__Exercise brief__: Transcribe the records that follow exactly. Skip the pictures.

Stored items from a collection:
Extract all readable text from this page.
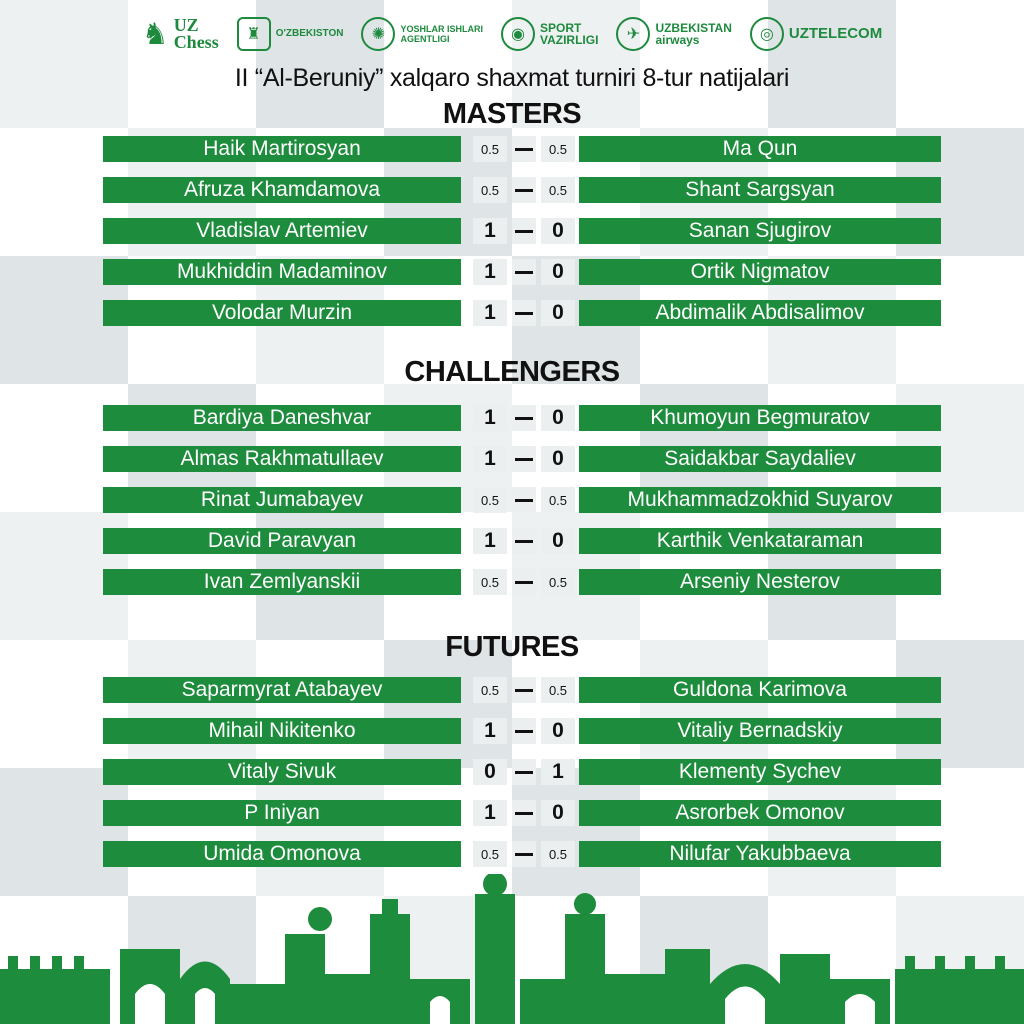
♞ UZ
Chess	♜	O'ZBEKISTON	✺	YOSHLAR ISHLARI
AGENTLIGI	◉	SPORT
VAZIRLIGI	✈	UZBEKISTAN
airways	◎	UZTELECOM
II “Al-Beruniy” xalqaro shaxmat turniri 8-tur natijalari
MASTERS
CHALLENGERS
FUTURES
Haik Martirosyan	0.5	0.5	Ma Qun
Afruza Khamdamova	0.5	0.5	Shant Sargsyan
Vladislav Artemiev	1	0	Sanan Sjugirov
Mukhiddin Madaminov	1	0	Ortik Nigmatov
Volodar Murzin	1	0	Abdimalik Abdisalimov
Bardiya Daneshvar	1	0	Khumoyun Begmuratov
Almas Rakhmatullaev	1	0	Saidakbar Saydaliev
Rinat Jumabayev	0.5	0.5	Mukhammadzokhid Suyarov
David Paravyan	1	0	Karthik Venkataraman
Ivan Zemlyanskii	0.5	0.5	Arseniy Nesterov
Saparmyrat Atabayev	0.5	0.5	Guldona Karimova
Mihail Nikitenko	1	0	Vitaliy Bernadskiy
Vitaly Sivuk	0	1	Klementy Sychev
P Iniyan	1	0	Asrorbek Omonov
Umida Omonova	0.5	0.5	Nilufar Yakubbaeva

__Solution for this task__:
Extract all readable text from this page.
♞ UZ
Chess	♜	O'ZBEKISTON	✺	YOSHLAR ISHLARI
AGENTLIGI	◉	SPORT
VAZIRLIGI	✈	UZBEKISTAN
airways	◎	UZTELECOM
II “Al-Beruniy” xalqaro shaxmat turniri 8-tur natijalari
MASTERS
CHALLENGERS
FUTURES
Haik Martirosyan	0.5	0.5	Ma Qun
Afruza Khamdamova	0.5	0.5	Shant Sargsyan
Vladislav Artemiev	1	0	Sanan Sjugirov
Mukhiddin Madaminov	1	0	Ortik Nigmatov
Volodar Murzin	1	0	Abdimalik Abdisalimov
Bardiya Daneshvar	1	0	Khumoyun Begmuratov
Almas Rakhmatullaev	1	0	Saidakbar Saydaliev
Rinat Jumabayev	0.5	0.5	Mukhammadzokhid Suyarov
David Paravyan	1	0	Karthik Venkataraman
Ivan Zemlyanskii	0.5	0.5	Arseniy Nesterov
Saparmyrat Atabayev	0.5	0.5	Guldona Karimova
Mihail Nikitenko	1	0	Vitaliy Bernadskiy
Vitaly Sivuk	0	1	Klementy Sychev
P Iniyan	1	0	Asrorbek Omonov
Umida Omonova	0.5	0.5	Nilufar Yakubbaeva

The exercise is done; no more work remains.